• [WHAT IS BEING ASKED]: Write every record out again exactly as given.

--- START ---

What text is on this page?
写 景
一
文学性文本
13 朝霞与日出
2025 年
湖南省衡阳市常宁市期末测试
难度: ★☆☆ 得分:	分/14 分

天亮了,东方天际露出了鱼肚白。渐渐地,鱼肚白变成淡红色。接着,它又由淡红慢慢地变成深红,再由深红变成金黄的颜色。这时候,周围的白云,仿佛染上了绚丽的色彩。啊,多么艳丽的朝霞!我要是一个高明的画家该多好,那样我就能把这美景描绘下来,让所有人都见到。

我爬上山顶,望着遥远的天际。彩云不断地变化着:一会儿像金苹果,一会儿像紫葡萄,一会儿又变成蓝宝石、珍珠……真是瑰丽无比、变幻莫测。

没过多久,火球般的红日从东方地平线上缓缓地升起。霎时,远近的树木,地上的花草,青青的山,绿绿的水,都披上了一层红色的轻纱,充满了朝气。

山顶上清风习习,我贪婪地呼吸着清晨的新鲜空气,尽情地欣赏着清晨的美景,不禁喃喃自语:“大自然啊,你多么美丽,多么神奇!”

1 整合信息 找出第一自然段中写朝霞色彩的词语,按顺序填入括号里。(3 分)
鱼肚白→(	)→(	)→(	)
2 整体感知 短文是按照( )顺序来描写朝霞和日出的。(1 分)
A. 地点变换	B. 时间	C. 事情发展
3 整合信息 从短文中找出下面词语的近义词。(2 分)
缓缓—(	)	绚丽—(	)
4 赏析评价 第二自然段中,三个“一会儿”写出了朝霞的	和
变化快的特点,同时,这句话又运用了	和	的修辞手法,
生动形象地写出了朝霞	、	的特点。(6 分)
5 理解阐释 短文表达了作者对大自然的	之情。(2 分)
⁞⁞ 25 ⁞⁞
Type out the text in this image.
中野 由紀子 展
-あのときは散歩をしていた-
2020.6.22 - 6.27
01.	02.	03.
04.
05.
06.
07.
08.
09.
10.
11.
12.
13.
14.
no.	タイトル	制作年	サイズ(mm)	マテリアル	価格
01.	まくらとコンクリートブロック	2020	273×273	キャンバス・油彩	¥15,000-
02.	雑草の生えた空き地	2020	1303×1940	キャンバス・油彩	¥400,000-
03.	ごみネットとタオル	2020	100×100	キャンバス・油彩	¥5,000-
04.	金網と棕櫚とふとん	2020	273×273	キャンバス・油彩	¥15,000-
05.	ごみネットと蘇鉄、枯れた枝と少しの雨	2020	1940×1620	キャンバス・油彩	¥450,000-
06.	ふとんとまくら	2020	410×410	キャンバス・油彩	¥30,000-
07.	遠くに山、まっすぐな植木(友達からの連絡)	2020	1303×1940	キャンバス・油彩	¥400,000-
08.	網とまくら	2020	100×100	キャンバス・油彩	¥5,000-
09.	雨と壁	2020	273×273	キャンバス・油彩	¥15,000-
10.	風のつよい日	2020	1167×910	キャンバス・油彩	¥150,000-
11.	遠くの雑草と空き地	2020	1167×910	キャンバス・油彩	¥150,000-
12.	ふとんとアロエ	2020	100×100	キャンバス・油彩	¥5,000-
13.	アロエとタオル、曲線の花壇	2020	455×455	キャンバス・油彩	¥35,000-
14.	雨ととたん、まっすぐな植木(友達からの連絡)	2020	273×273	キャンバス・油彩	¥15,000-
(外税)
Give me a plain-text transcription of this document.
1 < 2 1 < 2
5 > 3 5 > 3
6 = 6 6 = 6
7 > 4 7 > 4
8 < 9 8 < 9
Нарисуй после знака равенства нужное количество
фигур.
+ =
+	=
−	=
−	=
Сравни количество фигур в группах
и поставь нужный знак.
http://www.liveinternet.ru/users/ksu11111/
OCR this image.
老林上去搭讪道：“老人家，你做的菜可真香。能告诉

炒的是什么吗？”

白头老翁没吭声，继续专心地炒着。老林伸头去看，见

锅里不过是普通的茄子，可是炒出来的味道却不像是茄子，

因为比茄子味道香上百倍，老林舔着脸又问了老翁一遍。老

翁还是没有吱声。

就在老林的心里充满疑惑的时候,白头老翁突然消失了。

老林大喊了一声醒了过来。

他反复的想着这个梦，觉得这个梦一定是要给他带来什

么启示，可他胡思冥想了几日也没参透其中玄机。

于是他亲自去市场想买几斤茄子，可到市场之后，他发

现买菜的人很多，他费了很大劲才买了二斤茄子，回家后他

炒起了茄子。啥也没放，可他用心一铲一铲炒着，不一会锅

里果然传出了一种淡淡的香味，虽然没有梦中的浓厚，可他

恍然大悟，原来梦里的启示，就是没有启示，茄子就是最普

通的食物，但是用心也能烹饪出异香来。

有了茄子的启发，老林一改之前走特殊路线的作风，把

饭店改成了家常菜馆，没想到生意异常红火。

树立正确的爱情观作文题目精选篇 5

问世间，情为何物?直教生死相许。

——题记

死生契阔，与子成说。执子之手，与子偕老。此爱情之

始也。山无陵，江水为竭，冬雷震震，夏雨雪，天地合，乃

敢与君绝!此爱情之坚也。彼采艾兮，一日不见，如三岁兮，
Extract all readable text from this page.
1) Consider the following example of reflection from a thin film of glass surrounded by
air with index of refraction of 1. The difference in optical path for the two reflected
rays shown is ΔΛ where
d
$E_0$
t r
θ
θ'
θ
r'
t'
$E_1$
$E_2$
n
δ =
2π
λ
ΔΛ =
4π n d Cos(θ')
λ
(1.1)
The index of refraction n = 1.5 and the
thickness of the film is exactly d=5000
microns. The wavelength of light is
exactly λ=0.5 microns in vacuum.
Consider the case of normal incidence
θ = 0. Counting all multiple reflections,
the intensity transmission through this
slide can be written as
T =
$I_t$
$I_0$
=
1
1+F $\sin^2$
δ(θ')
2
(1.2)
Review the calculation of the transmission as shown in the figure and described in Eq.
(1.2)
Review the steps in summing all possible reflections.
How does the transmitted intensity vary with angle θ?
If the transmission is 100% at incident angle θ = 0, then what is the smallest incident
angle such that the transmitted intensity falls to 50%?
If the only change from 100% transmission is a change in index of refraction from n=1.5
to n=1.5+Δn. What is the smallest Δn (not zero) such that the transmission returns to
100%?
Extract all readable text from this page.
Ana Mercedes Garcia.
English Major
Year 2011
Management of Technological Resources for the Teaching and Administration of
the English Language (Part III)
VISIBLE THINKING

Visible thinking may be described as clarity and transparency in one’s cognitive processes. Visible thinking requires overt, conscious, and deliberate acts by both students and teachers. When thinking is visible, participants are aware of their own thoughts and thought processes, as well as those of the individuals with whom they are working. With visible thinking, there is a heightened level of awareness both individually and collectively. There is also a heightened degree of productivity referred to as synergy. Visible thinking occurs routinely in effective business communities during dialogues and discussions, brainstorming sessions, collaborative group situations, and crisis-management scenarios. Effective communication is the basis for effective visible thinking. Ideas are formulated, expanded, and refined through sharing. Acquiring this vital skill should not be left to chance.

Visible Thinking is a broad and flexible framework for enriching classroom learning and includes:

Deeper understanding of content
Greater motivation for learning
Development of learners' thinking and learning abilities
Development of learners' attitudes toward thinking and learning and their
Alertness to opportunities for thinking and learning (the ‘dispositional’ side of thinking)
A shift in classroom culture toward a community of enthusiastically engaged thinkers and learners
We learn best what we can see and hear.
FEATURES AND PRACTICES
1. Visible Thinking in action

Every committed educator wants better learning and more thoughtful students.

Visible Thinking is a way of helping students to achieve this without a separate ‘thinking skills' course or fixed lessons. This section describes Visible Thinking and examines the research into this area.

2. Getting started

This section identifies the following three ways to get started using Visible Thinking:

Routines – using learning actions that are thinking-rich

--- END ---

• [REPLY]:
What text is on this page?
写 景
一
文学性文本
13 朝霞与日出
2025 年
湖南省衡阳市常宁市期末测试
难度: ★☆☆ 得分:	分/14 分

天亮了,东方天际露出了鱼肚白。渐渐地,鱼肚白变成淡红色。接着,它又由淡红慢慢地变成深红,再由深红变成金黄的颜色。这时候,周围的白云,仿佛染上了绚丽的色彩。啊,多么艳丽的朝霞!我要是一个高明的画家该多好,那样我就能把这美景描绘下来,让所有人都见到。

我爬上山顶,望着遥远的天际。彩云不断地变化着:一会儿像金苹果,一会儿像紫葡萄,一会儿又变成蓝宝石、珍珠……真是瑰丽无比、变幻莫测。

没过多久,火球般的红日从东方地平线上缓缓地升起。霎时,远近的树木,地上的花草,青青的山,绿绿的水,都披上了一层红色的轻纱,充满了朝气。

山顶上清风习习,我贪婪地呼吸着清晨的新鲜空气,尽情地欣赏着清晨的美景,不禁喃喃自语:“大自然啊,你多么美丽,多么神奇!”

1 整合信息 找出第一自然段中写朝霞色彩的词语,按顺序填入括号里。(3 分)
鱼肚白→(	)→(	)→(	)
2 整体感知 短文是按照( )顺序来描写朝霞和日出的。(1 分)
A. 地点变换	B. 时间	C. 事情发展
3 整合信息 从短文中找出下面词语的近义词。(2 分)
缓缓—(	)	绚丽—(	)
4 赏析评价 第二自然段中,三个“一会儿”写出了朝霞的	和
变化快的特点,同时,这句话又运用了	和	的修辞手法,
生动形象地写出了朝霞	、	的特点。(6 分)
5 理解阐释 短文表达了作者对大自然的	之情。(2 分)
⁞⁞ 25 ⁞⁞
Type out the text in this image.
中野 由紀子 展
-あのときは散歩をしていた-
2020.6.22 - 6.27
01.	02.	03.
04.
05.
06.
07.
08.
09.
10.
11.
12.
13.
14.
no.	タイトル	制作年	サイズ(mm)	マテリアル	価格
01.	まくらとコンクリートブロック	2020	273×273	キャンバス・油彩	¥15,000-
02.	雑草の生えた空き地	2020	1303×1940	キャンバス・油彩	¥400,000-
03.	ごみネットとタオル	2020	100×100	キャンバス・油彩	¥5,000-
04.	金網と棕櫚とふとん	2020	273×273	キャンバス・油彩	¥15,000-
05.	ごみネットと蘇鉄、枯れた枝と少しの雨	2020	1940×1620	キャンバス・油彩	¥450,000-
06.	ふとんとまくら	2020	410×410	キャンバス・油彩	¥30,000-
07.	遠くに山、まっすぐな植木(友達からの連絡)	2020	1303×1940	キャンバス・油彩	¥400,000-
08.	網とまくら	2020	100×100	キャンバス・油彩	¥5,000-
09.	雨と壁	2020	273×273	キャンバス・油彩	¥15,000-
10.	風のつよい日	2020	1167×910	キャンバス・油彩	¥150,000-
11.	遠くの雑草と空き地	2020	1167×910	キャンバス・油彩	¥150,000-
12.	ふとんとアロエ	2020	100×100	キャンバス・油彩	¥5,000-
13.	アロエとタオル、曲線の花壇	2020	455×455	キャンバス・油彩	¥35,000-
14.	雨ととたん、まっすぐな植木(友達からの連絡)	2020	273×273	キャンバス・油彩	¥15,000-
(外税)
Give me a plain-text transcription of this document.
1 < 2 1 < 2
5 > 3 5 > 3
6 = 6 6 = 6
7 > 4 7 > 4
8 < 9 8 < 9
Нарисуй после знака равенства нужное количество
фигур.
+ =
+	=
−	=
−	=
Сравни количество фигур в группах
и поставь нужный знак.
http://www.liveinternet.ru/users/ksu11111/
OCR this image.
老林上去搭讪道：“老人家，你做的菜可真香。能告诉

炒的是什么吗？”

白头老翁没吭声，继续专心地炒着。老林伸头去看，见

锅里不过是普通的茄子，可是炒出来的味道却不像是茄子，

因为比茄子味道香上百倍，老林舔着脸又问了老翁一遍。老

翁还是没有吱声。

就在老林的心里充满疑惑的时候,白头老翁突然消失了。

老林大喊了一声醒了过来。

他反复的想着这个梦，觉得这个梦一定是要给他带来什

么启示，可他胡思冥想了几日也没参透其中玄机。

于是他亲自去市场想买几斤茄子，可到市场之后，他发

现买菜的人很多，他费了很大劲才买了二斤茄子，回家后他

炒起了茄子。啥也没放，可他用心一铲一铲炒着，不一会锅

里果然传出了一种淡淡的香味，虽然没有梦中的浓厚，可他

恍然大悟，原来梦里的启示，就是没有启示，茄子就是最普

通的食物，但是用心也能烹饪出异香来。

有了茄子的启发，老林一改之前走特殊路线的作风，把

饭店改成了家常菜馆，没想到生意异常红火。

树立正确的爱情观作文题目精选篇 5

问世间，情为何物?直教生死相许。

——题记

死生契阔，与子成说。执子之手，与子偕老。此爱情之

始也。山无陵，江水为竭，冬雷震震，夏雨雪，天地合，乃

敢与君绝!此爱情之坚也。彼采艾兮，一日不见，如三岁兮，
Extract all readable text from this page.
1) Consider the following example of reflection from a thin film of glass surrounded by
air with index of refraction of 1. The difference in optical path for the two reflected
rays shown is ΔΛ where
d
$E_0$
t r
θ
θ'
θ
r'
t'
$E_1$
$E_2$
n
δ =
2π
λ
ΔΛ =
4π n d Cos(θ')
λ
(1.1)
The index of refraction n = 1.5 and the
thickness of the film is exactly d=5000
microns. The wavelength of light is
exactly λ=0.5 microns in vacuum.
Consider the case of normal incidence
θ = 0. Counting all multiple reflections,
the intensity transmission through this
slide can be written as
T =
$I_t$
$I_0$
=
1
1+F $\sin^2$
δ(θ')
2
(1.2)
Review the calculation of the transmission as shown in the figure and described in Eq.
(1.2)
Review the steps in summing all possible reflections.
How does the transmitted intensity vary with angle θ?
If the transmission is 100% at incident angle θ = 0, then what is the smallest incident
angle such that the transmitted intensity falls to 50%?
If the only change from 100% transmission is a change in index of refraction from n=1.5
to n=1.5+Δn. What is the smallest Δn (not zero) such that the transmission returns to
100%?
Extract all readable text from this page.
Ana Mercedes Garcia.
English Major
Year 2011
Management of Technological Resources for the Teaching and Administration of
the English Language (Part III)
VISIBLE THINKING

Visible thinking may be described as clarity and transparency in one’s cognitive processes. Visible thinking requires overt, conscious, and deliberate acts by both students and teachers. When thinking is visible, participants are aware of their own thoughts and thought processes, as well as those of the individuals with whom they are working. With visible thinking, there is a heightened level of awareness both individually and collectively. There is also a heightened degree of productivity referred to as synergy. Visible thinking occurs routinely in effective business communities during dialogues and discussions, brainstorming sessions, collaborative group situations, and crisis-management scenarios. Effective communication is the basis for effective visible thinking. Ideas are formulated, expanded, and refined through sharing. Acquiring this vital skill should not be left to chance.

Visible Thinking is a broad and flexible framework for enriching classroom learning and includes:

Deeper understanding of content
Greater motivation for learning
Development of learners' thinking and learning abilities
Development of learners' attitudes toward thinking and learning and their
Alertness to opportunities for thinking and learning (the ‘dispositional’ side of thinking)
A shift in classroom culture toward a community of enthusiastically engaged thinkers and learners
We learn best what we can see and hear.
FEATURES AND PRACTICES
1. Visible Thinking in action

Every committed educator wants better learning and more thoughtful students.

Visible Thinking is a way of helping students to achieve this without a separate ‘thinking skills' course or fixed lessons. This section describes Visible Thinking and examines the research into this area.

2. Getting started

This section identifies the following three ways to get started using Visible Thinking:

Routines – using learning actions that are thinking-rich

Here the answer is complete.